**Directions for this task**
Each record is to be transcribed exactly.

____

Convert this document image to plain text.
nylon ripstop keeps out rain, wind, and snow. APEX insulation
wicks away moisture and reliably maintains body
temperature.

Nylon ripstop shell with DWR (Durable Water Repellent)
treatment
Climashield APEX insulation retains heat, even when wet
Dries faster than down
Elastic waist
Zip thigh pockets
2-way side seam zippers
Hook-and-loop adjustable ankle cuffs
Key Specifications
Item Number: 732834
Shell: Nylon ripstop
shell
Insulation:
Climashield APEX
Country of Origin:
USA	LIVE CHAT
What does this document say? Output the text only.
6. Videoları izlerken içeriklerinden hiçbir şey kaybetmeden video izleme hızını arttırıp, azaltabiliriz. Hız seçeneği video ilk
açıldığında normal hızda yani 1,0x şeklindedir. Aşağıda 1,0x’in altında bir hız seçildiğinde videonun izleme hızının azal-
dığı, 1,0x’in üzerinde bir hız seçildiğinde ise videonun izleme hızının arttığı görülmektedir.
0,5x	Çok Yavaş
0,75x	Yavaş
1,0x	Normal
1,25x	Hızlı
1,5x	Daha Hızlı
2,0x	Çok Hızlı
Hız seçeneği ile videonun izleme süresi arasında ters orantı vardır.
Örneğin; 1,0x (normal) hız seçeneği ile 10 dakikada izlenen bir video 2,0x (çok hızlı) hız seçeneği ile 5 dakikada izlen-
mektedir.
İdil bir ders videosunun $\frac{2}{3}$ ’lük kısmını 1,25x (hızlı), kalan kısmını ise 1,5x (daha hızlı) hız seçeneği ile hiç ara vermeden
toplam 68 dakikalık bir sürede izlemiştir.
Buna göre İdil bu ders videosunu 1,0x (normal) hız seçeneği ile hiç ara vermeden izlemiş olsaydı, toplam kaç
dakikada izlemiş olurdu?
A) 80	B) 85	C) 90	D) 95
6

____

**The solution**
Convert this document image to plain text.
nylon ripstop keeps out rain, wind, and snow. APEX insulation
wicks away moisture and reliably maintains body
temperature.

Nylon ripstop shell with DWR (Durable Water Repellent)
treatment
Climashield APEX insulation retains heat, even when wet
Dries faster than down
Elastic waist
Zip thigh pockets
2-way side seam zippers
Hook-and-loop adjustable ankle cuffs
Key Specifications
Item Number: 732834
Shell: Nylon ripstop
shell
Insulation:
Climashield APEX
Country of Origin:
USA	LIVE CHAT
What does this document say? Output the text only.
6. Videoları izlerken içeriklerinden hiçbir şey kaybetmeden video izleme hızını arttırıp, azaltabiliriz. Hız seçeneği video ilk
açıldığında normal hızda yani 1,0x şeklindedir. Aşağıda 1,0x’in altında bir hız seçildiğinde videonun izleme hızının azal-
dığı, 1,0x’in üzerinde bir hız seçildiğinde ise videonun izleme hızının arttığı görülmektedir.
0,5x	Çok Yavaş
0,75x	Yavaş
1,0x	Normal
1,25x	Hızlı
1,5x	Daha Hızlı
2,0x	Çok Hızlı
Hız seçeneği ile videonun izleme süresi arasında ters orantı vardır.
Örneğin; 1,0x (normal) hız seçeneği ile 10 dakikada izlenen bir video 2,0x (çok hızlı) hız seçeneği ile 5 dakikada izlen-
mektedir.
İdil bir ders videosunun $\frac{2}{3}$ ’lük kısmını 1,25x (hızlı), kalan kısmını ise 1,5x (daha hızlı) hız seçeneği ile hiç ara vermeden
toplam 68 dakikalık bir sürede izlemiştir.
Buna göre İdil bu ders videosunu 1,0x (normal) hız seçeneği ile hiç ara vermeden izlemiş olsaydı, toplam kaç
dakikada izlemiş olurdu?
A) 80	B) 85	C) 90	D) 95
6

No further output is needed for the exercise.